### [Requirements]
Extract, from the records beneath this instruction, each line that contains the word "with".

────

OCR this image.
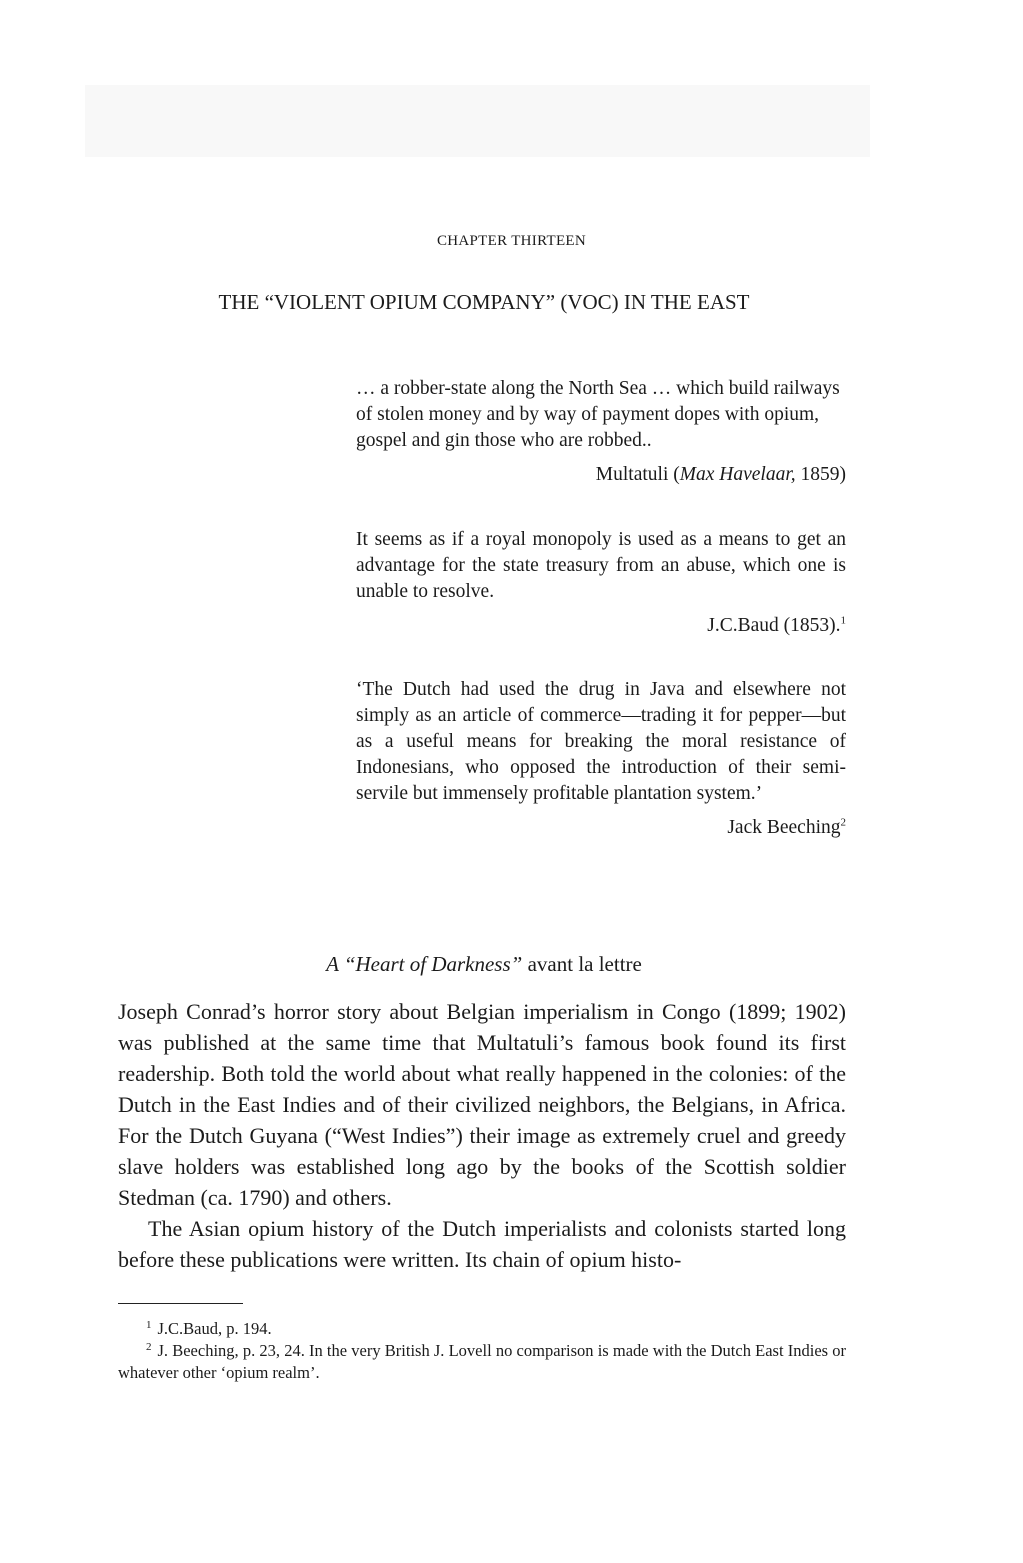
CHAPTER THIRTEEN
THE “VIOLENT OPIUM COMPANY” (VOC) IN THE EAST

… a robber-state along the North Sea … which build railways of stolen money and by way of payment dopes with opium, gospel and gin those who are robbed..

Multatuli (Max Havelaar, 1859)

It seems as if a royal monopoly is used as a means to get an advantage for the state treasury from an abuse, which one is unable to resolve.

J.C.Baud (1853).$^1$

‘The Dutch had used the drug in Java and elsewhere not simply as an article of commerce—trading it for pepper—but as a useful means for breaking the moral resistance of Indonesians, who opposed the introduction of their semi-servile but immensely profitable plantation system.’

Jack Beeching$^2$
A “Heart of Darkness” avant la lettre

Joseph Conrad’s horror story about Belgian imperialism in Congo (1899; 1902) was published at the same time that Multatuli’s famous book found its first readership. Both told the world about what really happened in the colonies: of the Dutch in the East Indies and of their civilized neighbors, the Belgians, in Africa. For the Dutch Guyana (“West Indies”) their image as extremely cruel and greedy slave holders was established long ago by the books of the Scottish soldier Stedman (ca. 1790) and others.

The Asian opium history of the Dutch imperialists and colonists started long before these publications were written. Its chain of opium histo-

$^1$ J.C.Baud, p. 194.

$^2$ J. Beeching, p. 23, 24. In the very British J. Lovell no comparison is made with the Dutch East Indies or whatever other ‘opium realm’.
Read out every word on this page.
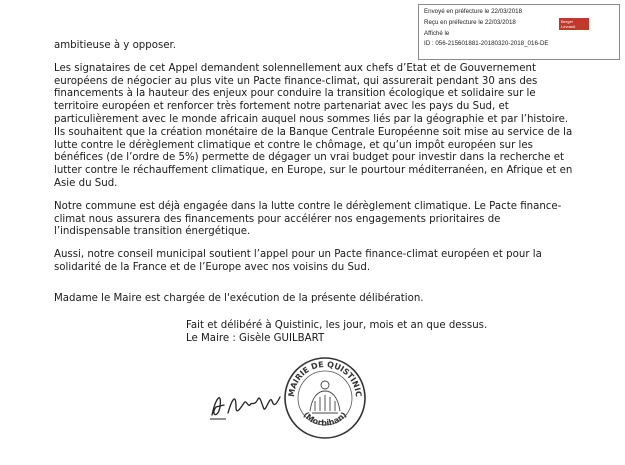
Envoyé en préfecture le 22/03/2018
Reçu en préfecture le 22/03/2018
Affiché le
ID : 056-215601881-20180320-2018_016-DE
Berger Levrault

ambitieuse à y opposer.

Les signataires de cet Appel demandent solennellement aux chefs d’Etat et de Gouvernement européens de négocier au plus vite un Pacte finance-climat, qui assurerait pendant 30 ans des financements à la hauteur des enjeux pour conduire la transition écologique et solidaire sur le territoire européen et renforcer très fortement notre partenariat avec les pays du Sud, et particulièrement avec le monde africain auquel nous sommes liés par la géographie et par l’histoire. Ils souhaitent que la création monétaire de la Banque Centrale Européenne soit mise au service de la lutte contre le dérèglement climatique et contre le chômage, et qu’un impôt européen sur les bénéfices (de l’ordre de 5%) permette de dégager un vrai budget pour investir dans la recherche et lutter contre le réchauffement climatique, en Europe, sur le pourtour méditerranéen, en Afrique et en Asie du Sud.

Notre commune est déjà engagée dans la lutte contre le dérèglement climatique. Le Pacte finance-climat nous assurera des financements pour accélérer nos engagements prioritaires de l’indispensable transition énergétique.

Aussi, notre conseil municipal soutient l’appel pour un Pacte finance-climat européen et pour la solidarité de la France et de l’Europe avec nos voisins du Sud.

Madame le Maire est chargée de l'exécution de la présente délibération.
Fait et délibéré à Quistinic, les jour, mois et an que dessus.
Le Maire : Gisèle GUILBART
MAIRIE DE QUISTINIC
(Morbihan)
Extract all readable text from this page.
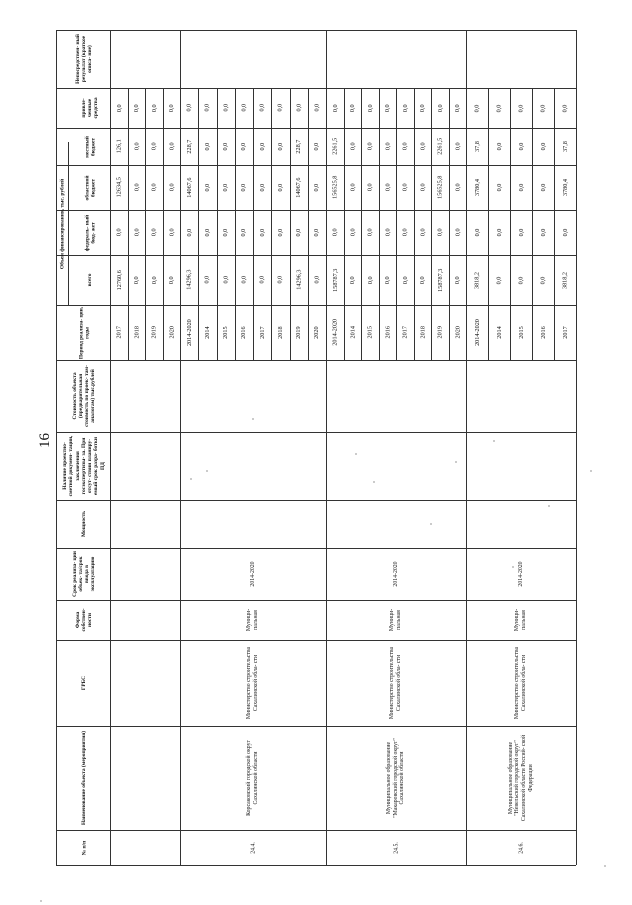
16
№ п/п
Наименование объекта (мероприятия)
ГРБС
Форма собствен- ности
Срок реализа- ции объек- та/срок ввода в эксплуатацию
Мощность
Наличие проектно- сметной докумен- тации, заключения госэкспертизы- за. При отсут- ствии планиру- емый срок разра- ботки ПД
Стоимость объекта (предварительная стоимость по проек- там-аналогам) тыс.рублей
Период реализа- ции, годы
всего
федераль- ный бюд- жет
областной бюджет
местный бюджет
привле- ченные средства
Непосредствен- ный результат (краткое описа- ние)
Объем финансирования, тыс. рублей
2017
12760,6
0,0
12634,5
126,1
0,0
2018
0,0
0,0
0,0
0,0
0,0
2019
0,0
0,0
0,0
0,0
0,0
2020
0,0
0,0
0,0
0,0
0,0
24.4.
Корсаковский городской округ Сахалинской области
Министерство строительства Сахалинской обла- сти
Муници- пальная
2014-2020
2014-2020
14296,3
0,0
14067,6
228,7
0,0
2014
0,0
0,0
0,0
0,0
0,0
2015
0,0
0,0
0,0
0,0
0,0
2016
0,0
0,0
0,0
0,0
0,0
2017
0,0
0,0
0,0
0,0
0,0
2018
0,0
0,0
0,0
0,0
0,0
2019
14296,3
0,0
14067,6
228,7
0,0
2020
0,0
0,0
0,0
0,0
0,0
24.5.
Муниципальное образование "Макаровский городской округ" Сахалинской области
Министерство строительства Сахалинской обла- сти
Муници- пальная
2014-2020
2014-2020
158787,3
0,0
156525,8
2261,5
0,0
2014
0,0
0,0
0,0
0,0
0,0
2015
0,0
0,0
0,0
0,0
0,0
2016
0,0
0,0
0,0
0,0
0,0
2017
0,0
0,0
0,0
0,0
0,0
2018
0,0
0,0
0,0
0,0
0,0
2019
158787,3
0,0
156525,8
2261,5
0,0
2020
0,0
0,0
0,0
0,0
0,0
24.6.
Муниципальное образование "Невельский городской округ" Сахалинской области Россий- ской Федерации
Министерство строительства Сахалинской обла- сти
Муници- пальная
2014-2020
2014-2020
3818,2
0,0
3780,4
37,8
0,0
2014
0,0
0,0
0,0
0,0
0,0
2015
0,0
0,0
0,0
0,0
0,0
2016
0,0
0,0
0,0
0,0
0,0
2017
3818,2
0,0
3780,4
37,8
0,0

────

### [Expected answer]
… a robber-state along the North Sea … which build railways of stolen money and by way of payment dopes with opium, gospel and gin those who are robbed..
$^2$ J. Beeching, p. 23, 24. In the very British J. Lovell no comparison is made with the Dutch East Indies or whatever other ‘opium realm’.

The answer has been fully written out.